» **Exercise objective**
Your task is to print the material below exactly as presented.

-- Supplied records start --

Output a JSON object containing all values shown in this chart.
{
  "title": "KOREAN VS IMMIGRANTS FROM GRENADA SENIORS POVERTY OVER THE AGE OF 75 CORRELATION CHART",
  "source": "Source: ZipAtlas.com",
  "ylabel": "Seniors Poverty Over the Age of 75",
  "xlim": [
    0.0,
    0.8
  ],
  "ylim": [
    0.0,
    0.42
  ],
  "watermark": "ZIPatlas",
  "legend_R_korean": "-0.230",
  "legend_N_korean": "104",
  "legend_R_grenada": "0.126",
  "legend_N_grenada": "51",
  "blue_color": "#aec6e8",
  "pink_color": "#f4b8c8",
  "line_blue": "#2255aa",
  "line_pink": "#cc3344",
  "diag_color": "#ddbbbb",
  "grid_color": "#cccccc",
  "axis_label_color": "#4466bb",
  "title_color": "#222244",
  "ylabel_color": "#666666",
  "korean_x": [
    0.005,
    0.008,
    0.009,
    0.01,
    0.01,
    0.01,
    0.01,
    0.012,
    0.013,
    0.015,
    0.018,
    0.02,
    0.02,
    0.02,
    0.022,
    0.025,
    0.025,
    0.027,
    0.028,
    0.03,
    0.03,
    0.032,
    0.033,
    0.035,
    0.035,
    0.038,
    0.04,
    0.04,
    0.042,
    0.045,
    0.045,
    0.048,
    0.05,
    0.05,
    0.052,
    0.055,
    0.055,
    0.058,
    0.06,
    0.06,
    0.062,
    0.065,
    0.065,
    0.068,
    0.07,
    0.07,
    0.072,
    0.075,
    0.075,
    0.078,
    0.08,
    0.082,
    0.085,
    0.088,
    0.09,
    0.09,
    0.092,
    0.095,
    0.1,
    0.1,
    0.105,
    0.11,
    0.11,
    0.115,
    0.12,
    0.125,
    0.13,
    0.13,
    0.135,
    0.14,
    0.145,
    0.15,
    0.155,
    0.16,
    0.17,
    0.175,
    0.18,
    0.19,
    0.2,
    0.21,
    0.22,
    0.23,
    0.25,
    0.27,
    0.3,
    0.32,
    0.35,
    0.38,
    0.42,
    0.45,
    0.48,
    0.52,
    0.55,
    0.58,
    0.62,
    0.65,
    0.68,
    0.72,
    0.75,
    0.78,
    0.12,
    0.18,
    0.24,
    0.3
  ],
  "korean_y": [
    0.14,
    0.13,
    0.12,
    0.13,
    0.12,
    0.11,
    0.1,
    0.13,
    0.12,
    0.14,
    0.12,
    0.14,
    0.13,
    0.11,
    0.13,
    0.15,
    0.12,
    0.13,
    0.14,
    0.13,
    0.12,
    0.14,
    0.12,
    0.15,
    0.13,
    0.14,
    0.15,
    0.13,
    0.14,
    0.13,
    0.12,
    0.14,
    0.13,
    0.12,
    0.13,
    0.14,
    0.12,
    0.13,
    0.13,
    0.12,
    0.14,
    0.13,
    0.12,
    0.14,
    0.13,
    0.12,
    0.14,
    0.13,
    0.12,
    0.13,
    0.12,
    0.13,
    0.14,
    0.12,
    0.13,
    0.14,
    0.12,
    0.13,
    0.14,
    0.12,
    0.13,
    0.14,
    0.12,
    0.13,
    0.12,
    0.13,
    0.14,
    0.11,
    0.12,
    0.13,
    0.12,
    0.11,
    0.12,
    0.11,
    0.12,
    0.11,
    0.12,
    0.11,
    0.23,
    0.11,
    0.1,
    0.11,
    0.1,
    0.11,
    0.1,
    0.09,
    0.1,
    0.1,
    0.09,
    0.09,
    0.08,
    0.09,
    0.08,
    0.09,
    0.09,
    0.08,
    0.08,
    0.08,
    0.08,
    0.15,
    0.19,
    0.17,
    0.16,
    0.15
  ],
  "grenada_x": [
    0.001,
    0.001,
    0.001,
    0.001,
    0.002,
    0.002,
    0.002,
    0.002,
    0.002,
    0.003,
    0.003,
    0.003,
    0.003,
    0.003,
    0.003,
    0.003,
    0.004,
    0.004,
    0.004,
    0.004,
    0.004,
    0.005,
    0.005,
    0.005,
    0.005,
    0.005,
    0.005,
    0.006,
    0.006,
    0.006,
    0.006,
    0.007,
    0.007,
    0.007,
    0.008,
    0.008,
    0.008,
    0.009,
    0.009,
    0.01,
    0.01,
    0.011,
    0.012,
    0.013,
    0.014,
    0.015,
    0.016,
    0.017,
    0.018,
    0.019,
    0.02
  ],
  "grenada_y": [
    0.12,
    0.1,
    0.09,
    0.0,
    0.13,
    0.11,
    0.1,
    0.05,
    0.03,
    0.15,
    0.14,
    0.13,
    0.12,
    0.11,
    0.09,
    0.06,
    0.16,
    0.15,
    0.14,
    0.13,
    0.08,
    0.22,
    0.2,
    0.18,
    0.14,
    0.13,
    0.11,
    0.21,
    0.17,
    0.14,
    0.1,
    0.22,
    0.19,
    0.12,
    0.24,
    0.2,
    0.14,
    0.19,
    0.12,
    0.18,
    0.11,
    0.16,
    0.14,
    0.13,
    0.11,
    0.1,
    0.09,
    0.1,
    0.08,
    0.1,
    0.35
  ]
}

-- Supplied records end --

» **Response**
Output a JSON object containing all values shown in this chart.
{
  "title": "KOREAN VS IMMIGRANTS FROM GRENADA SENIORS POVERTY OVER THE AGE OF 75 CORRELATION CHART",
  "source": "Source: ZipAtlas.com",
  "ylabel": "Seniors Poverty Over the Age of 75",
  "xlim": [
    0.0,
    0.8
  ],
  "ylim": [
    0.0,
    0.42
  ],
  "watermark": "ZIPatlas",
  "legend_R_korean": "-0.230",
  "legend_N_korean": "104",
  "legend_R_grenada": "0.126",
  "legend_N_grenada": "51",
  "blue_color": "#aec6e8",
  "pink_color": "#f4b8c8",
  "line_blue": "#2255aa",
  "line_pink": "#cc3344",
  "diag_color": "#ddbbbb",
  "grid_color": "#cccccc",
  "axis_label_color": "#4466bb",
  "title_color": "#222244",
  "ylabel_color": "#666666",
  "korean_x": [
    0.005,
    0.008,
    0.009,
    0.01,
    0.01,
    0.01,
    0.01,
    0.012,
    0.013,
    0.015,
    0.018,
    0.02,
    0.02,
    0.02,
    0.022,
    0.025,
    0.025,
    0.027,
    0.028,
    0.03,
    0.03,
    0.032,
    0.033,
    0.035,
    0.035,
    0.038,
    0.04,
    0.04,
    0.042,
    0.045,
    0.045,
    0.048,
    0.05,
    0.05,
    0.052,
    0.055,
    0.055,
    0.058,
    0.06,
    0.06,
    0.062,
    0.065,
    0.065,
    0.068,
    0.07,
    0.07,
    0.072,
    0.075,
    0.075,
    0.078,
    0.08,
    0.082,
    0.085,
    0.088,
    0.09,
    0.09,
    0.092,
    0.095,
    0.1,
    0.1,
    0.105,
    0.11,
    0.11,
    0.115,
    0.12,
    0.125,
    0.13,
    0.13,
    0.135,
    0.14,
    0.145,
    0.15,
    0.155,
    0.16,
    0.17,
    0.175,
    0.18,
    0.19,
    0.2,
    0.21,
    0.22,
    0.23,
    0.25,
    0.27,
    0.3,
    0.32,
    0.35,
    0.38,
    0.42,
    0.45,
    0.48,
    0.52,
    0.55,
    0.58,
    0.62,
    0.65,
    0.68,
    0.72,
    0.75,
    0.78,
    0.12,
    0.18,
    0.24,
    0.3
  ],
  "korean_y": [
    0.14,
    0.13,
    0.12,
    0.13,
    0.12,
    0.11,
    0.1,
    0.13,
    0.12,
    0.14,
    0.12,
    0.14,
    0.13,
    0.11,
    0.13,
    0.15,
    0.12,
    0.13,
    0.14,
    0.13,
    0.12,
    0.14,
    0.12,
    0.15,
    0.13,
    0.14,
    0.15,
    0.13,
    0.14,
    0.13,
    0.12,
    0.14,
    0.13,
    0.12,
    0.13,
    0.14,
    0.12,
    0.13,
    0.13,
    0.12,
    0.14,
    0.13,
    0.12,
    0.14,
    0.13,
    0.12,
    0.14,
    0.13,
    0.12,
    0.13,
    0.12,
    0.13,
    0.14,
    0.12,
    0.13,
    0.14,
    0.12,
    0.13,
    0.14,
    0.12,
    0.13,
    0.14,
    0.12,
    0.13,
    0.12,
    0.13,
    0.14,
    0.11,
    0.12,
    0.13,
    0.12,
    0.11,
    0.12,
    0.11,
    0.12,
    0.11,
    0.12,
    0.11,
    0.23,
    0.11,
    0.1,
    0.11,
    0.1,
    0.11,
    0.1,
    0.09,
    0.1,
    0.1,
    0.09,
    0.09,
    0.08,
    0.09,
    0.08,
    0.09,
    0.09,
    0.08,
    0.08,
    0.08,
    0.08,
    0.15,
    0.19,
    0.17,
    0.16,
    0.15
  ],
  "grenada_x": [
    0.001,
    0.001,
    0.001,
    0.001,
    0.002,
    0.002,
    0.002,
    0.002,
    0.002,
    0.003,
    0.003,
    0.003,
    0.003,
    0.003,
    0.003,
    0.003,
    0.004,
    0.004,
    0.004,
    0.004,
    0.004,
    0.005,
    0.005,
    0.005,
    0.005,
    0.005,
    0.005,
    0.006,
    0.006,
    0.006,
    0.006,
    0.007,
    0.007,
    0.007,
    0.008,
    0.008,
    0.008,
    0.009,
    0.009,
    0.01,
    0.01,
    0.011,
    0.012,
    0.013,
    0.014,
    0.015,
    0.016,
    0.017,
    0.018,
    0.019,
    0.02
  ],
  "grenada_y": [
    0.12,
    0.1,
    0.09,
    0.0,
    0.13,
    0.11,
    0.1,
    0.05,
    0.03,
    0.15,
    0.14,
    0.13,
    0.12,
    0.11,
    0.09,
    0.06,
    0.16,
    0.15,
    0.14,
    0.13,
    0.08,
    0.22,
    0.2,
    0.18,
    0.14,
    0.13,
    0.11,
    0.21,
    0.17,
    0.14,
    0.1,
    0.22,
    0.19,
    0.12,
    0.24,
    0.2,
    0.14,
    0.19,
    0.12,
    0.18,
    0.11,
    0.16,
    0.14,
    0.13,
    0.11,
    0.1,
    0.09,
    0.1,
    0.08,
    0.1,
    0.35
  ]
}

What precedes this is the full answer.